**What you will do:**
Extract every line that includes the string "legend".

**Task material:**
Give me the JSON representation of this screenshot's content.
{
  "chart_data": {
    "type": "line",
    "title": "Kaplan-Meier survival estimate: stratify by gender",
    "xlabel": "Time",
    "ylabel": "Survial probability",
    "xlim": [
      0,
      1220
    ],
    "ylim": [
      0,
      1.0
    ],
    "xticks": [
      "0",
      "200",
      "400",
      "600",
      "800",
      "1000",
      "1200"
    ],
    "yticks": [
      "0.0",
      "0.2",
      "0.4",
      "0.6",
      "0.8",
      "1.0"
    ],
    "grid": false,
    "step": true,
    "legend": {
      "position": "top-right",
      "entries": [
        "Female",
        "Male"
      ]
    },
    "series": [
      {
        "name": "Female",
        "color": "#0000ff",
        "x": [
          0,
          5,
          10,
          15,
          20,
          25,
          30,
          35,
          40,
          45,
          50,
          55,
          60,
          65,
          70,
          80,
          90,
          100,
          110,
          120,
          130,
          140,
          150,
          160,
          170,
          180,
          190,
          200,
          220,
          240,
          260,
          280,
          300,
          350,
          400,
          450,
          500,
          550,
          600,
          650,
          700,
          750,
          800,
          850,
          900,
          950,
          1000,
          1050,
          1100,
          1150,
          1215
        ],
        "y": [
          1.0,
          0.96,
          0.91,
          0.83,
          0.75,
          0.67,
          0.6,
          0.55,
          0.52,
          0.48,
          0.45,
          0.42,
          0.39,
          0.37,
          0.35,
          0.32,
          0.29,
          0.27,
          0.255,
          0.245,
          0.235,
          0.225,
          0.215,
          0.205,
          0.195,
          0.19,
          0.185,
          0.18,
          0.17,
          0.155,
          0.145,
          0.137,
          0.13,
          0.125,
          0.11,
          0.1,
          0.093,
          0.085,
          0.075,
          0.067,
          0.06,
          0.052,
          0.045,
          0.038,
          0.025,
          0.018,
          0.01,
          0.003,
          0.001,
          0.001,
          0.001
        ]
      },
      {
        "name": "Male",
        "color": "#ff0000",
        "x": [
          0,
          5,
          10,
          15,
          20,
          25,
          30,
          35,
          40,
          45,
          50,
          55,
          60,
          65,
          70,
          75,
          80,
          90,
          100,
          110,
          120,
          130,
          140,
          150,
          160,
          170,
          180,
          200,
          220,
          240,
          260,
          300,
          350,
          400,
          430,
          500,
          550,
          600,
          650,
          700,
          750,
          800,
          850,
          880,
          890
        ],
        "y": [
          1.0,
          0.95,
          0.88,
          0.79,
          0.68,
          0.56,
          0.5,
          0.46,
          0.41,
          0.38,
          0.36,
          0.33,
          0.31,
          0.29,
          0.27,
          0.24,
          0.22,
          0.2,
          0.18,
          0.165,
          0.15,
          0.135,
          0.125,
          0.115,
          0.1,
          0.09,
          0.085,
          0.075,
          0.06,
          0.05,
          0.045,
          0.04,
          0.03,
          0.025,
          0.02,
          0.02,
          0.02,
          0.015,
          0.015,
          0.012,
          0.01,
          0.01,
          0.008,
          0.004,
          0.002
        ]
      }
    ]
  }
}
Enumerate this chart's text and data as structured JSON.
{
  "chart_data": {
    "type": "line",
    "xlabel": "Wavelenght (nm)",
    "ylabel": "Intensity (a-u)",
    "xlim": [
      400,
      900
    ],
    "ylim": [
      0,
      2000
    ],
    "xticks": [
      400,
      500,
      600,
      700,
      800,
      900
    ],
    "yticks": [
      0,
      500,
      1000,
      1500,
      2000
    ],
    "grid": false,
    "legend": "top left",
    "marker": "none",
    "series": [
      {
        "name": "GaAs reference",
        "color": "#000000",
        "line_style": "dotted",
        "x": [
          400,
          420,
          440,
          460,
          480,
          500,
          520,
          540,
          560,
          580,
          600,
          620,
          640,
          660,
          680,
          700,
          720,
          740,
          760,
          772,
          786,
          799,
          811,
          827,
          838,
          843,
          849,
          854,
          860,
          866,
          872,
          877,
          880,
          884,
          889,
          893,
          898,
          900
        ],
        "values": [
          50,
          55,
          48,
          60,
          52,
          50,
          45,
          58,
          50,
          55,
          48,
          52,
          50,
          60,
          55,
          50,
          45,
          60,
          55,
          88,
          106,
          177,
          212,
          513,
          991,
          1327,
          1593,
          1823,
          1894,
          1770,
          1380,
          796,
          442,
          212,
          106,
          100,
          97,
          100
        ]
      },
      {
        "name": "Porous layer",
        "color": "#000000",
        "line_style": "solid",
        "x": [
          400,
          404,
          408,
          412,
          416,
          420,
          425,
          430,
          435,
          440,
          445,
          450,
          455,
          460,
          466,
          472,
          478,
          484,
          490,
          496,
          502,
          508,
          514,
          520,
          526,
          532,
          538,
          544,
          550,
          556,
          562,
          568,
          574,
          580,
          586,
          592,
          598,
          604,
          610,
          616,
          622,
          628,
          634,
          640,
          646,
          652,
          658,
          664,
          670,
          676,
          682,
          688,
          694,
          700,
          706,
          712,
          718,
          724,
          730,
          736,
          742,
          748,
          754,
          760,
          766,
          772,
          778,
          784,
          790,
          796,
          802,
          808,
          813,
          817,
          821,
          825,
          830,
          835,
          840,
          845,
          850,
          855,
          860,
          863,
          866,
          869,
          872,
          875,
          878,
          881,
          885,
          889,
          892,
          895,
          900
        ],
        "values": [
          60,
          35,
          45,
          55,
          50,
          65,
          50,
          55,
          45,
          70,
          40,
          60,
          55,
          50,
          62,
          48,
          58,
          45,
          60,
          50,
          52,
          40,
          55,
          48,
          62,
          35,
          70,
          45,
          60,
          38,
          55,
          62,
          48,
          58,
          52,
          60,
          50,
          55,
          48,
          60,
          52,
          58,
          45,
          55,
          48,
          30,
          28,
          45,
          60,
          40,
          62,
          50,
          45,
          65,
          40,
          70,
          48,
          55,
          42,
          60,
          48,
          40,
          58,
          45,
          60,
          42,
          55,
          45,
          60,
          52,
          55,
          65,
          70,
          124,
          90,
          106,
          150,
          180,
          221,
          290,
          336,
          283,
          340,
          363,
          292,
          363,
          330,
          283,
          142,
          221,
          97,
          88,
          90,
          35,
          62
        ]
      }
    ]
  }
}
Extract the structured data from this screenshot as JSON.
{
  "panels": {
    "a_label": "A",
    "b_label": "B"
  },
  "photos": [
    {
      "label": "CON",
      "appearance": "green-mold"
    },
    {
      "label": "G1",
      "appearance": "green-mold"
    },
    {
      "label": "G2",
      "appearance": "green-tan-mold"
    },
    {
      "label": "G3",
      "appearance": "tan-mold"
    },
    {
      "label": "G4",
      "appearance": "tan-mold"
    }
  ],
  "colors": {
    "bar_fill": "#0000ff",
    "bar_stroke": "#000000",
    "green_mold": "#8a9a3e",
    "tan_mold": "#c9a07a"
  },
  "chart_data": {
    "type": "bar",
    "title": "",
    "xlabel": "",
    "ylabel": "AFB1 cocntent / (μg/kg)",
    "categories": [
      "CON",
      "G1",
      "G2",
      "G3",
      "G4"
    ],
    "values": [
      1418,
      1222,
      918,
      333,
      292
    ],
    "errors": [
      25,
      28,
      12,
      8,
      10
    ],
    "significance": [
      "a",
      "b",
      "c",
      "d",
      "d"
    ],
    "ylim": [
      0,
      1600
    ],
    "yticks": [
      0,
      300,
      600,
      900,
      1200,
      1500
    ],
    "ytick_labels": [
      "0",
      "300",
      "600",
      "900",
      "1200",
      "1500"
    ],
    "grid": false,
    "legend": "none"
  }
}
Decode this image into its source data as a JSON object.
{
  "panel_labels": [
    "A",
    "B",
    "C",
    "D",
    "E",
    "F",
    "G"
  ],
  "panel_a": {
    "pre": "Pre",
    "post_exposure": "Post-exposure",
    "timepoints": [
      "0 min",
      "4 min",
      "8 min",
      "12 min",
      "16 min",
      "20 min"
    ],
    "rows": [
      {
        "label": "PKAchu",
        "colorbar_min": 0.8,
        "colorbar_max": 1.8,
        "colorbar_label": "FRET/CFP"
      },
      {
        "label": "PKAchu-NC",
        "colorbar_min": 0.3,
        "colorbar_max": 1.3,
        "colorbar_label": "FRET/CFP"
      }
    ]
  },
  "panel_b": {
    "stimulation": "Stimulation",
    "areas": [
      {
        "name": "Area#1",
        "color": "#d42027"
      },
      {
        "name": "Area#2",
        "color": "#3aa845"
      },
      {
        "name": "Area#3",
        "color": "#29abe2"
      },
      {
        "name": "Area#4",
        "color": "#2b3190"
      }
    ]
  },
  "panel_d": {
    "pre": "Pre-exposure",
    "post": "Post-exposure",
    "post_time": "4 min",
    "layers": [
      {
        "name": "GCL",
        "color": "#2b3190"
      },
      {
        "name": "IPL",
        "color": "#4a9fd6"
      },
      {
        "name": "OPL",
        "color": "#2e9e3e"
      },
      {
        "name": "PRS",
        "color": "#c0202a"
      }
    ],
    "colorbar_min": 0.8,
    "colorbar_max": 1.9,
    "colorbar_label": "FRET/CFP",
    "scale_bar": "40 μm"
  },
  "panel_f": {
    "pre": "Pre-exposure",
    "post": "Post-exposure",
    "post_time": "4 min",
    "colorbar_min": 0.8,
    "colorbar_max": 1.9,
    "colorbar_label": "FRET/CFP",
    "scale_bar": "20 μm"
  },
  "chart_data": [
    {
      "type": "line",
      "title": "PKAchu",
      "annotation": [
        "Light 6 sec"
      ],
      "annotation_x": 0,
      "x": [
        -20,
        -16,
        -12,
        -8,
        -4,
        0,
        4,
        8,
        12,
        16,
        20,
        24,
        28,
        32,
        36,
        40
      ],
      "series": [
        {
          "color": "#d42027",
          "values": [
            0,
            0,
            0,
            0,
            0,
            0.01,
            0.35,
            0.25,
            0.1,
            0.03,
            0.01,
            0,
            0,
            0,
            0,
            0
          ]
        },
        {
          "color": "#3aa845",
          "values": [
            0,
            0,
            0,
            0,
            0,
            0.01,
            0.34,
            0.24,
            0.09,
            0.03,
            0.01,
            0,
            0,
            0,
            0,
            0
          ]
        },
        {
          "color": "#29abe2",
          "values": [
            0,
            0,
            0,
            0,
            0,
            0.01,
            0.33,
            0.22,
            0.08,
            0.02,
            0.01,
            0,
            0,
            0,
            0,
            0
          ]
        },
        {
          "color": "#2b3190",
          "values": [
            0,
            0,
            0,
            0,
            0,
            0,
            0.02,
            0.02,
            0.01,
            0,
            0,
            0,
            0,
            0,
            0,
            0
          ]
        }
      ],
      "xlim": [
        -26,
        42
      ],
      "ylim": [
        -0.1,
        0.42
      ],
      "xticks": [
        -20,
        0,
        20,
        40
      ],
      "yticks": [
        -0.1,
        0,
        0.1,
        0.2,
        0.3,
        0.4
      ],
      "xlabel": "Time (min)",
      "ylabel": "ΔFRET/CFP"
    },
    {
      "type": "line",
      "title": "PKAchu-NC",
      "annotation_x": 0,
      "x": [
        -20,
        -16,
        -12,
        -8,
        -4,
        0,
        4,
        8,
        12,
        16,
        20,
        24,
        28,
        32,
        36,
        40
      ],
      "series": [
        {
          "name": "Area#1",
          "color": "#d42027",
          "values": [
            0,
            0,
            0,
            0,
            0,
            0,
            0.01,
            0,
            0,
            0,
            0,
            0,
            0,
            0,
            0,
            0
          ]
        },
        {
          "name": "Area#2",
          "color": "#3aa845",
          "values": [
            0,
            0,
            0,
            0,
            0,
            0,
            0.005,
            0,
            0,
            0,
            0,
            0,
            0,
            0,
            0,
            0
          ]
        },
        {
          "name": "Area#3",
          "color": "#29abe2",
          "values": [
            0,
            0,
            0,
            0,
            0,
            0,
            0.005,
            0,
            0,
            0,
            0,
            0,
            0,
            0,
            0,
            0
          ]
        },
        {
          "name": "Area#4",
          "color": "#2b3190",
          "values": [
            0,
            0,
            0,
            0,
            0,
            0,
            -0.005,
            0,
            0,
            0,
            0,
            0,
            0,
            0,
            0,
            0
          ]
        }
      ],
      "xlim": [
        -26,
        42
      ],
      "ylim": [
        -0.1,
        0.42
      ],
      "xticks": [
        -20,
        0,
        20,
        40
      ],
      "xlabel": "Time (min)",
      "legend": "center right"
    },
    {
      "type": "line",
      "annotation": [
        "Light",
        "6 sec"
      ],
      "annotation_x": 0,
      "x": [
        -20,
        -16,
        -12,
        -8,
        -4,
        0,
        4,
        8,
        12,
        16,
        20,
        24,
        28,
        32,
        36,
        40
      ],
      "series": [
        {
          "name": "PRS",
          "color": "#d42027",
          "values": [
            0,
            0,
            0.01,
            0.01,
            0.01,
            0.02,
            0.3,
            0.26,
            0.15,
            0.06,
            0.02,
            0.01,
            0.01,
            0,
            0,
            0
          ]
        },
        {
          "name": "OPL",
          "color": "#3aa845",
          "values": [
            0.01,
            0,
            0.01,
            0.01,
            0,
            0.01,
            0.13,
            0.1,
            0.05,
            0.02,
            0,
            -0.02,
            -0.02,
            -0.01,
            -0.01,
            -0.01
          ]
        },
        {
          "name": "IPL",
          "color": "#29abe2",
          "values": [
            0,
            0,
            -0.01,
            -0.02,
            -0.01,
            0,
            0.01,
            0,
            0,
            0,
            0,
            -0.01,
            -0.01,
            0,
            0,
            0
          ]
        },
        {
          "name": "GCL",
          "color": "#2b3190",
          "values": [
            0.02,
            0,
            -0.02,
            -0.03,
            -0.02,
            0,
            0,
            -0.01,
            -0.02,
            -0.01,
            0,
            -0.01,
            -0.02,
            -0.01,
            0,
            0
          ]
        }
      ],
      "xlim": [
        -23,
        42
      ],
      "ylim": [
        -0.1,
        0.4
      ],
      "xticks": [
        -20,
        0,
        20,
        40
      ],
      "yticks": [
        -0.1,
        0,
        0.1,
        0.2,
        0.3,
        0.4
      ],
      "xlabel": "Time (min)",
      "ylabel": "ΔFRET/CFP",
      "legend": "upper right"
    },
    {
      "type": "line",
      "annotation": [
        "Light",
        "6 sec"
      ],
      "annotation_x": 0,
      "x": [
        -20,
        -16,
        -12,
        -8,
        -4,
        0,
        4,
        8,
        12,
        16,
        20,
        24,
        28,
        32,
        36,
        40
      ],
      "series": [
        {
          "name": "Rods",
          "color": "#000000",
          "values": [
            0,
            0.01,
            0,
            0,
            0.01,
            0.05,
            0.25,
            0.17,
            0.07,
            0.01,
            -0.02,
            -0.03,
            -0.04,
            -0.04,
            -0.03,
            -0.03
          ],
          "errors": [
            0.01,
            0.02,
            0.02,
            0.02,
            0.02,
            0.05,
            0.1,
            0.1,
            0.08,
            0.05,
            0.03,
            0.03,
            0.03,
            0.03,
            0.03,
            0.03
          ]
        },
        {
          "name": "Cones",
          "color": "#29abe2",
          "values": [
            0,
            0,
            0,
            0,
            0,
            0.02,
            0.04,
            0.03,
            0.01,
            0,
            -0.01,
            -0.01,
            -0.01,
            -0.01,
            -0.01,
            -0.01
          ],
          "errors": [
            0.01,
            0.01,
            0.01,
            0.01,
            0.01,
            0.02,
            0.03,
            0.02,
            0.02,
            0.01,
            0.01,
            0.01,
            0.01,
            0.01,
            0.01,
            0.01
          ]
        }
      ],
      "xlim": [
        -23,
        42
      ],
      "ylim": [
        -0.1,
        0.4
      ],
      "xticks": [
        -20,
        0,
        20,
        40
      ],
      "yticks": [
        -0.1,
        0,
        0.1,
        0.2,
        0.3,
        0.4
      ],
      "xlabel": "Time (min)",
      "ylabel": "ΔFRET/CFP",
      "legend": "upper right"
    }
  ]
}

**Written response:**
    "legend": {
    "legend": "top left",
    "legend": "none"
      "legend": "center right"
      "legend": "upper right"
      "legend": "upper right"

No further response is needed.